A Polícia Civil de Goiás (PCGO) trabalha com a suspeita de que a corretora de imóveis Daiane Alves Sousa, de 43 anos, encontrada morta após mais de um mês desaparecida, tenha sido assassinada no subsolo do prédio onde a família possuía um imóvel, em Caldas Novas. O síndico do condomínio, Cléber Rosa de Oliveira, de 50 anos, natural de Araxá, em Minas Gerais, e que atualmente residia em Caldas Novas, confessou o crime e foi preso nesta quarta-feira (28).

Em coletiva de imprensa realizada nesta quarta-feira (28), investigadores da PCGO detalharam a possível dinâmica do crime, com base no depoimento do próprio Cléber, imagens de câmeras de segurança e relatos de testemunhas.
Daiane estava desaparecida desde o dia 17 de dezembro, quando desceu ao subsolo do prédio para verificar a causa da queda de energia em seu apartamento. Imagens de segurança mostram a corretora entrando no elevador, passando pela portaria e conversando com o recepcionista sobre a falta de energia.
Após o diálogo, ela retorna ao elevador e desce ao subsolo. A partir desse momento, não há mais registros da presença de Daiane nas câmeras do edifício.
════════════════════
- **Tarefas a cumprir**:
a) Reescreva em forma de lista o parágrafo da notícia sobre a morte de Daiane Alves Sousa que começa com "Daiane estava desaparecida desde o dia 17 de dezembro", mantendo os fatos principais.
b) Indique se cada afirmação concorda com a notícia sobre a morte de Daiane Alves Sousa, respondendo sim ou não e citando literalmente as palavras da notícia que decidem a questão: (i) O síndico do condomínio confessou o crime. (ii) Cléber Rosa de Oliveira é natural de Caldas Novas. (iii) As câmeras do edifício registraram Daiane no subsolo.
c) Prolongue a notícia sobre a morte de Daiane Alves Sousa a partir da última frase apresentada.

Dados de detecção de layout de documentos:
════════════════════
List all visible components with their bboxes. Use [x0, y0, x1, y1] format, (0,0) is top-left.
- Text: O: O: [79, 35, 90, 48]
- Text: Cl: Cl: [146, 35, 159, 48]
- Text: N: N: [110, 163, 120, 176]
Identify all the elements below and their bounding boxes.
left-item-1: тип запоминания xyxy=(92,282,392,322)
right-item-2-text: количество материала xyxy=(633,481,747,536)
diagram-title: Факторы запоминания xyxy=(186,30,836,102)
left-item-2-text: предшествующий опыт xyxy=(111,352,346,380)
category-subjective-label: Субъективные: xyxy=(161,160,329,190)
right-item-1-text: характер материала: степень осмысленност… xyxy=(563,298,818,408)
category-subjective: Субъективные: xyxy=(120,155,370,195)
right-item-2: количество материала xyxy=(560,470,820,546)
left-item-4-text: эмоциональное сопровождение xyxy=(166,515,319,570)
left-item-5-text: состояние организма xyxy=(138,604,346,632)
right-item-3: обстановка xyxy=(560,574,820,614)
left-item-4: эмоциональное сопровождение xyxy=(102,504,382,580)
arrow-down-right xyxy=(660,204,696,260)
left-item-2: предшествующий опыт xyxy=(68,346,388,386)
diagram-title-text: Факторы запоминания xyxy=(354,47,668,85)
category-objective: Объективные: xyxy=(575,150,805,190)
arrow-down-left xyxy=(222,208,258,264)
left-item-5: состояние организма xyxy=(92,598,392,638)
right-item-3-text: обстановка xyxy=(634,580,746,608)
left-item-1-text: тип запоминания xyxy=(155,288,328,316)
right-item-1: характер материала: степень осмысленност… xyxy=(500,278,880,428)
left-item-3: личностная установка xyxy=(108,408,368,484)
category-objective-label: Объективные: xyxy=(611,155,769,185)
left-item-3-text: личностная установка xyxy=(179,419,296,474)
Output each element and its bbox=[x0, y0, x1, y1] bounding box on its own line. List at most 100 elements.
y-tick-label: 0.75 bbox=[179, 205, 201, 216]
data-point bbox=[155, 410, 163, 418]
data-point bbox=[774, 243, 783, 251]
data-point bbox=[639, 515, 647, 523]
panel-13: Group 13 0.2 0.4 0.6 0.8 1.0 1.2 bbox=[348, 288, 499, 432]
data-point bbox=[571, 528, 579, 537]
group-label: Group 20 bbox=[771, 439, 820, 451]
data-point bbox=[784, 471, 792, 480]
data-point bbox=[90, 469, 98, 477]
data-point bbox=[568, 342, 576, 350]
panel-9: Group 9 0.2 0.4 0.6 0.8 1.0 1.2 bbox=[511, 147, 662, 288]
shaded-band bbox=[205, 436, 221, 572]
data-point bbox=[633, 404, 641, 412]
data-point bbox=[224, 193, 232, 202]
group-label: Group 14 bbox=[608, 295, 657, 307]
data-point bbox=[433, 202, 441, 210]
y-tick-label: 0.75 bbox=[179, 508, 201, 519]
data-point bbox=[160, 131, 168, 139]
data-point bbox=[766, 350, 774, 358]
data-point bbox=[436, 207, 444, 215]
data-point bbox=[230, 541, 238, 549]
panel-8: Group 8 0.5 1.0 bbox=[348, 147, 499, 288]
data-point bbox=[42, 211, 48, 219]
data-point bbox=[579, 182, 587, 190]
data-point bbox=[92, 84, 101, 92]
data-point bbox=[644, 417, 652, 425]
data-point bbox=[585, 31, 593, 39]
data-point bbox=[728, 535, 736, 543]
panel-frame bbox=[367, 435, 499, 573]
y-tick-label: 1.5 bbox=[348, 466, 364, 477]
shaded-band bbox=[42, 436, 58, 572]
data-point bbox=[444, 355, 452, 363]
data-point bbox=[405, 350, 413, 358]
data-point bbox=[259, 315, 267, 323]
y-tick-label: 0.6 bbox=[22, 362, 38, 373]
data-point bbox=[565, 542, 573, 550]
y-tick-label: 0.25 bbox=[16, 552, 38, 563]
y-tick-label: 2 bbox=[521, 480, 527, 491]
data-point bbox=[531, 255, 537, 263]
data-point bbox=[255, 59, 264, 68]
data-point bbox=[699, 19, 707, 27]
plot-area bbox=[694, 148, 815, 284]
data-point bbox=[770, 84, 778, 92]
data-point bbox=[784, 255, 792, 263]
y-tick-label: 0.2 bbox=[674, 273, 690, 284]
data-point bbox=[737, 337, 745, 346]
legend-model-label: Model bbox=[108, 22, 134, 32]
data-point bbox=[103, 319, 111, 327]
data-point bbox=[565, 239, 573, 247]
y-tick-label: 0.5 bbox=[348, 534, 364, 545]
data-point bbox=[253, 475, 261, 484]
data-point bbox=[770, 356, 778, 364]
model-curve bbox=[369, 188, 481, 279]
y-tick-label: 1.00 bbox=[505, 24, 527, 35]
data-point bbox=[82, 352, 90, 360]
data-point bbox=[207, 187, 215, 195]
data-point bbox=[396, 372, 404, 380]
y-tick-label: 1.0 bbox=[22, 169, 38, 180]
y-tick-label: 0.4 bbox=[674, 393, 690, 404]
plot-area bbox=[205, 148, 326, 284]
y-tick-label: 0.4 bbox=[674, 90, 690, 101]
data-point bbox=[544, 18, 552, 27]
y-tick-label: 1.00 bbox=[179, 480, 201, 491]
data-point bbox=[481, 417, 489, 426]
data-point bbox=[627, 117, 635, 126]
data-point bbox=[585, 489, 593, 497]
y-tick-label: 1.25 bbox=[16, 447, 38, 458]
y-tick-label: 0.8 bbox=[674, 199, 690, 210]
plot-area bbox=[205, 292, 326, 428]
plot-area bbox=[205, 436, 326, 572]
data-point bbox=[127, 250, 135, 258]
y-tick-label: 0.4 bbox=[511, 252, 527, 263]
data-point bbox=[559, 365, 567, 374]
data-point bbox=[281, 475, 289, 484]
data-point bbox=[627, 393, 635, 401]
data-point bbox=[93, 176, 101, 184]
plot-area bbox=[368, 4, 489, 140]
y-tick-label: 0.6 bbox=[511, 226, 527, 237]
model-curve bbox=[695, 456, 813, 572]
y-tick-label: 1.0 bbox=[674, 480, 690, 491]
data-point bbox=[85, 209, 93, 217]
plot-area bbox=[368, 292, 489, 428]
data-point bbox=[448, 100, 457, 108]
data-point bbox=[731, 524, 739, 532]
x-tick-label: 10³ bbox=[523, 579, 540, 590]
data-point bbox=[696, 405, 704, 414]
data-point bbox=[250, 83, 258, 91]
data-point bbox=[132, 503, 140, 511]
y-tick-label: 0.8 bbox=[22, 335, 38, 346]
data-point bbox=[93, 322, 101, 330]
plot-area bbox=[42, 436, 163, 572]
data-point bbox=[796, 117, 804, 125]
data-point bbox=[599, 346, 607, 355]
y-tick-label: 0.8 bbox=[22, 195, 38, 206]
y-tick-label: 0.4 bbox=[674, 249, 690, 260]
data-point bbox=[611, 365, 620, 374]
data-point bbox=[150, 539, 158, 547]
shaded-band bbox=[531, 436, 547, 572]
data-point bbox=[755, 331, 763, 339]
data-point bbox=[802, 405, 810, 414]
════════════════════
- **Tarefas resolvidas**:
a)
- Daiane estava desaparecida desde 17 de dezembro.
- Nesse dia, ela desceu ao subsolo do prédio para verificar a causa da queda de energia em seu apartamento.
- Imagens de segurança mostram a corretora entrando no elevador e passando pela portaria.
- As mesmas imagens a mostram conversando com o recepcionista sobre a falta de energia.

b)
(i) Sim: "confessou o crime e foi preso nesta quarta-feira (28)".
(ii) Não: "natural de Araxá, em Minas Gerais".
(iii) Não: "A partir desse momento, não há mais registros da presença de Daiane nas câmeras do edifício."

c)
Segundo a Polícia Civil, ao descer ao subsolo pela segunda vez, a corretora teria encontrado o síndico do prédio, momento em que os dois se envolveram em uma discussão. De acordo com o próprio Cléber, o desentendimento teria sido o motivo do crime, já que ambos acumulavam atritos anteriores.
Embora o suspeito não tenha detalhado como a vítima foi morta, os investigadores apontam que o assassinato provavelmente ocorreu ainda no subsolo do prédio. Toda a ação, conforme a polícia, teria durado cerca de oito minutos.
O corpo de Daiane foi localizado posteriormente em uma área de mata, e as investigações seguem para esclarecer todos os detalhes do caso.